— start —
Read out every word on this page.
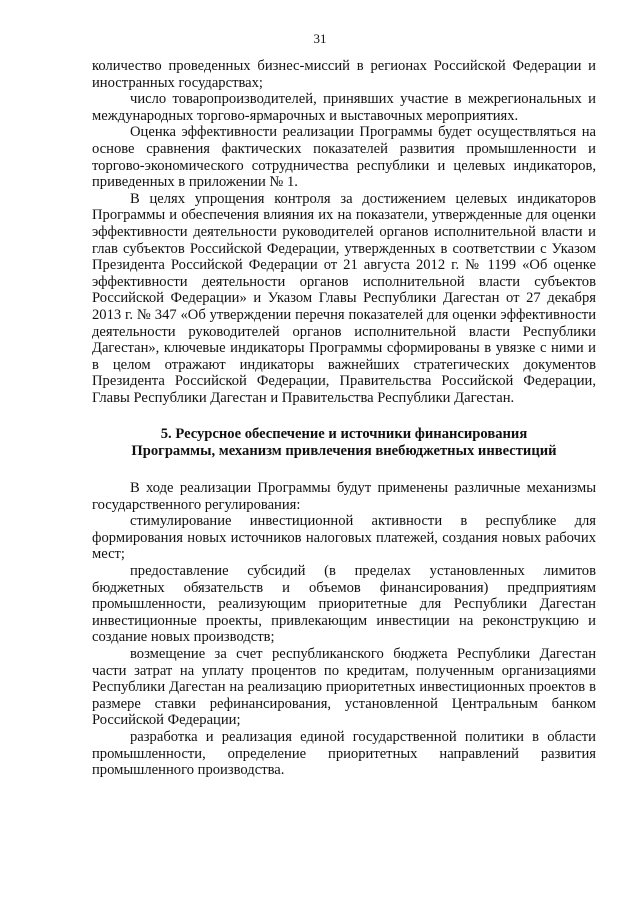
31

количество проведенных бизнес-миссий в регионах Российской Федерации и иностранных государствах;

число товаропроизводителей, принявших участие в межрегиональных и международных торгово-ярмарочных и выставочных мероприятиях.

Оценка эффективности реализации Программы будет осуществляться на основе сравнения фактических показателей развития промышленности и торгово-экономического сотрудничества республики и целевых индикаторов, приведенных в приложении № 1.

В целях упрощения контроля за достижением целевых индикаторов Программы и обеспечения влияния их на показатели, утвержденные для оценки эффективности деятельности руководителей органов исполнительной власти и глав субъектов Российской Федерации, утвержденных в соответствии с Указом Президента Российской Федерации от 21 августа 2012 г. № 1199 «Об оценке эффективности деятельности органов исполнительной власти субъектов Российской Федерации» и Указом Главы Республики Дагестан от 27 декабря 2013 г. № 347 «Об утверждении перечня показателей для оценки эффективности деятельности руководителей органов исполнительной власти Республики Дагестан», ключевые индикаторы Программы сформированы в увязке с ними и в целом отражают индикаторы важнейших стратегических документов Президента Российской Федерации, Правительства Российской Федерации, Главы Республики Дагестан и Правительства Республики Дагестан.

5. Ресурсное обеспечение и источники финансирования
Программы, механизм привлечения внебюджетных инвестиций

В ходе реализации Программы будут применены различные механизмы государственного регулирования:

стимулирование инвестиционной активности в республике для формирования новых источников налоговых платежей, создания новых рабочих мест;

предоставление субсидий (в пределах установленных лимитов бюджетных обязательств и объемов финансирования) предприятиям промышленности, реализующим приоритетные для Республики Дагестан инвестиционные проекты, привлекающим инвестиции на реконструкцию и создание новых производств;

возмещение за счет республиканского бюджета Республики Дагестан части затрат на уплату процентов по кредитам, полученным организациями Республики Дагестан на реализацию приоритетных инвестиционных проектов в размере ставки рефинансирования, установленной Центральным банком Российской Федерации;

разработка и реализация единой государственной политики в области промышленности, определение приоритетных направлений развития промышленного производства.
— end —
* **WRITTEN EXERCISE**: Every record gets retyped exactly; no picture goes into the copy.

* **REPLY**:
Read out every word on this page.
31

количество проведенных бизнес-миссий в регионах Российской Федерации и иностранных государствах;

число товаропроизводителей, принявших участие в межрегиональных и международных торгово-ярмарочных и выставочных мероприятиях.

Оценка эффективности реализации Программы будет осуществляться на основе сравнения фактических показателей развития промышленности и торгово-экономического сотрудничества республики и целевых индикаторов, приведенных в приложении № 1.

В целях упрощения контроля за достижением целевых индикаторов Программы и обеспечения влияния их на показатели, утвержденные для оценки эффективности деятельности руководителей органов исполнительной власти и глав субъектов Российской Федерации, утвержденных в соответствии с Указом Президента Российской Федерации от 21 августа 2012 г. № 1199 «Об оценке эффективности деятельности органов исполнительной власти субъектов Российской Федерации» и Указом Главы Республики Дагестан от 27 декабря 2013 г. № 347 «Об утверждении перечня показателей для оценки эффективности деятельности руководителей органов исполнительной власти Республики Дагестан», ключевые индикаторы Программы сформированы в увязке с ними и в целом отражают индикаторы важнейших стратегических документов Президента Российской Федерации, Правительства Российской Федерации, Главы Республики Дагестан и Правительства Республики Дагестан.

5. Ресурсное обеспечение и источники финансирования
Программы, механизм привлечения внебюджетных инвестиций

В ходе реализации Программы будут применены различные механизмы государственного регулирования:

стимулирование инвестиционной активности в республике для формирования новых источников налоговых платежей, создания новых рабочих мест;

предоставление субсидий (в пределах установленных лимитов бюджетных обязательств и объемов финансирования) предприятиям промышленности, реализующим приоритетные для Республики Дагестан инвестиционные проекты, привлекающим инвестиции на реконструкцию и создание новых производств;

возмещение за счет республиканского бюджета Республики Дагестан части затрат на уплату процентов по кредитам, полученным организациями Республики Дагестан на реализацию приоритетных инвестиционных проектов в размере ставки рефинансирования, установленной Центральным банком Российской Федерации;

разработка и реализация единой государственной политики в области промышленности, определение приоритетных направлений развития промышленного производства.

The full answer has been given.